Your objective:
Check each line of the listing, and copy it if it contains the word "ณสมบ".

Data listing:

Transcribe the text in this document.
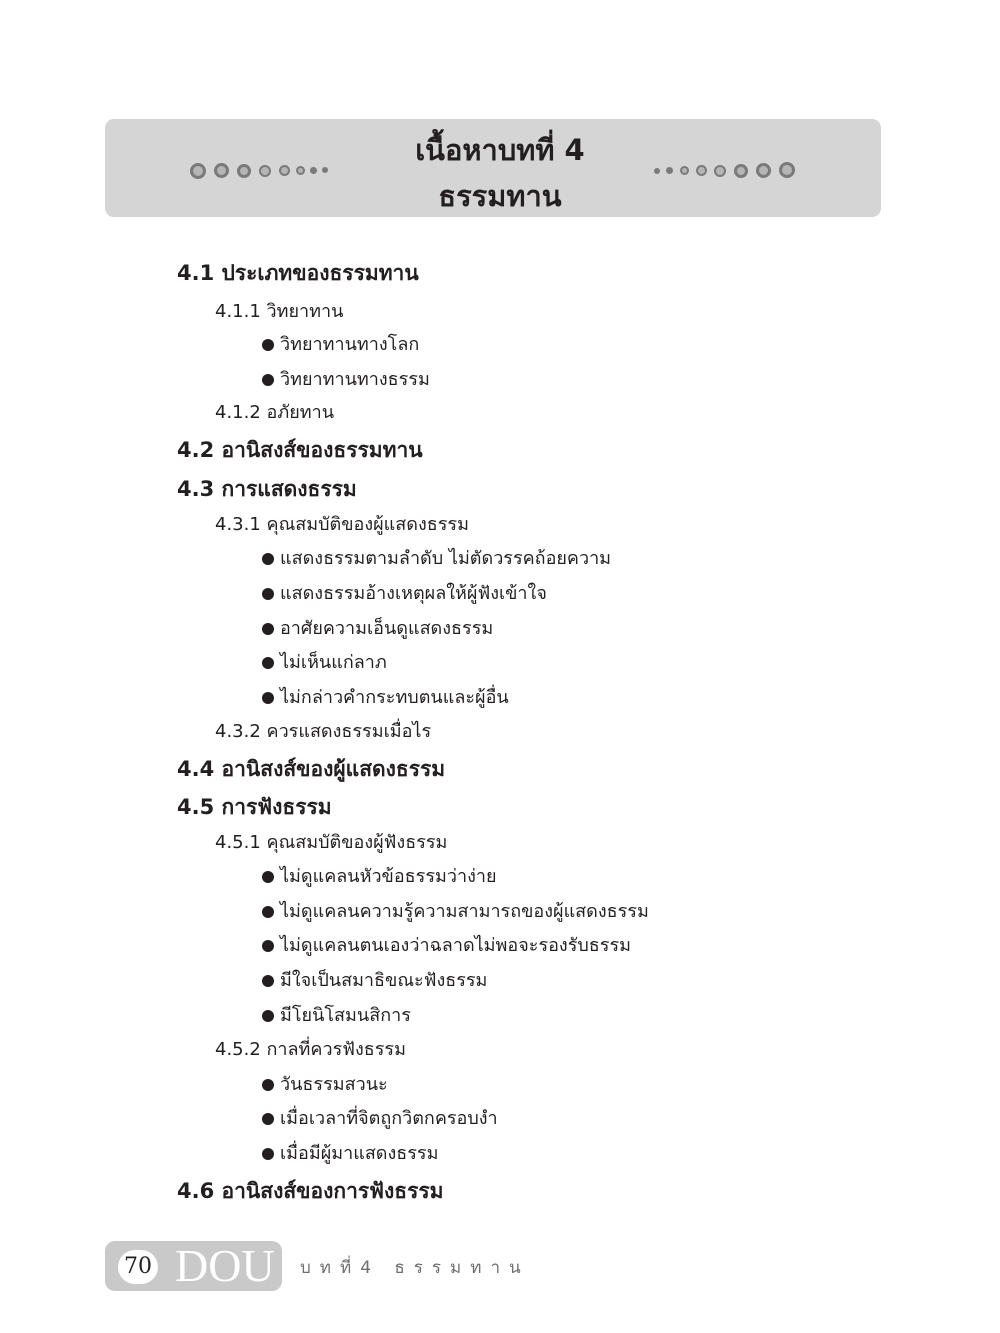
เนื้อหาบทที่ 4
ธรรมทาน
4.1 ประเภทของธรรมทาน
4.1.1 วิทยาทาน
วิทยาทานทางโลก
วิทยาทานทางธรรม
4.1.2 อภัยทาน
4.2 อานิสงส์ของธรรมทาน
4.3 การแสดงธรรม
4.3.1 คุณสมบัติของผู้แสดงธรรม
แสดงธรรมตามลำดับ ไม่ตัดวรรคถ้อยความ
แสดงธรรมอ้างเหตุผลให้ผู้ฟังเข้าใจ
อาศัยความเอ็นดูแสดงธรรม
ไม่เห็นแก่ลาภ
ไม่กล่าวคำกระทบตนและผู้อื่น
4.3.2 ควรแสดงธรรมเมื่อไร
4.4 อานิสงส์ของผู้แสดงธรรม
4.5 การฟังธรรม
4.5.1 คุณสมบัติของผู้ฟังธรรม
ไม่ดูแคลนหัวข้อธรรมว่าง่าย
ไม่ดูแคลนความรู้ความสามารถของผู้แสดงธรรม
ไม่ดูแคลนตนเองว่าฉลาดไม่พอจะรองรับธรรม
มีใจเป็นสมาธิขณะฟังธรรม
มีโยนิโสมนสิการ
4.5.2 กาลที่ควรฟังธรรม
วันธรรมสวนะ
เมื่อเวลาที่จิตถูกวิตกครอบงำ
เมื่อมีผู้มาแสดงธรรม
4.6 อานิสงส์ของการฟังธรรม
70 DOU บทที่4 ธรรมทาน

Response to the task:
4.3.1 คุณสมบัติของผู้แสดงธรรม
4.5.1 คุณสมบัติของผู้ฟังธรรม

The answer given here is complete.